EXERCISE OBJECTIVE
Reproduce every line in the listing that contains the word "this".

— Start of INPUT DATA —

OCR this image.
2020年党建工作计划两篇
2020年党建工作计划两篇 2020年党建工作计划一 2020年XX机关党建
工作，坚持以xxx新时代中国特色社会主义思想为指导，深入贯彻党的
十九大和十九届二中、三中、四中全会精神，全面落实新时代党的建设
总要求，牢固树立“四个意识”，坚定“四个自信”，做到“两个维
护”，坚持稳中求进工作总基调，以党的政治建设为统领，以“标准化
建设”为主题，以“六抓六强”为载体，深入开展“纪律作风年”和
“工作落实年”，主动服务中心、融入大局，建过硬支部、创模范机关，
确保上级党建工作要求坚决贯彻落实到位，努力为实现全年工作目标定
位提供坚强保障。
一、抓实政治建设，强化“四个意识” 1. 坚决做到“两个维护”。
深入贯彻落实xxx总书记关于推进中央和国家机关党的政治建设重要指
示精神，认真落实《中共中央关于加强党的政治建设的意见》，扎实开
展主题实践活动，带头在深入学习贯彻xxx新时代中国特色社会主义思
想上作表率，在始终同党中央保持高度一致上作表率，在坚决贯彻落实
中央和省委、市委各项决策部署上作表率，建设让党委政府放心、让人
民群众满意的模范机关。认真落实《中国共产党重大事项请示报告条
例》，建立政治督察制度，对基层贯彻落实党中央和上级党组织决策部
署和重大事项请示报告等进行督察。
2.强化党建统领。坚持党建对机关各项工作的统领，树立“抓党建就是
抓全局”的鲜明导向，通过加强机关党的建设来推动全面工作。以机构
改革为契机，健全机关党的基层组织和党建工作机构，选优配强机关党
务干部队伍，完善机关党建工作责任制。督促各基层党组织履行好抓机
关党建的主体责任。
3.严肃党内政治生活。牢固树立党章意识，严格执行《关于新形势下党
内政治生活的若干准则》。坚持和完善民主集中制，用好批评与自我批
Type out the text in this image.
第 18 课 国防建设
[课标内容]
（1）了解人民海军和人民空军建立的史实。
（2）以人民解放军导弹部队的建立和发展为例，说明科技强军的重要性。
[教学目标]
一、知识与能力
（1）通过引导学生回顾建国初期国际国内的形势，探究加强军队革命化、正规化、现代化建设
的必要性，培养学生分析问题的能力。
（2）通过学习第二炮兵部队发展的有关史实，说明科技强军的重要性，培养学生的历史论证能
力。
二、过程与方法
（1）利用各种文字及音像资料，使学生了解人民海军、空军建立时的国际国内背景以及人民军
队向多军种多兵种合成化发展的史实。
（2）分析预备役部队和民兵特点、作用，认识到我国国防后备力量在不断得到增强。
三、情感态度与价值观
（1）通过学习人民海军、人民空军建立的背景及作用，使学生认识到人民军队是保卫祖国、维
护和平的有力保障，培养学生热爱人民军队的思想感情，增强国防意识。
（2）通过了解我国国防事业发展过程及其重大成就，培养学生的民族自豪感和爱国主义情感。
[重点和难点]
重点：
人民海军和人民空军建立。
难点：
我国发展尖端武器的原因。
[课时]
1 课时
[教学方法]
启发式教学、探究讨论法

— End of INPUT DATA —

CORRECT RESULT
OCR this image.
Type out the text in this image.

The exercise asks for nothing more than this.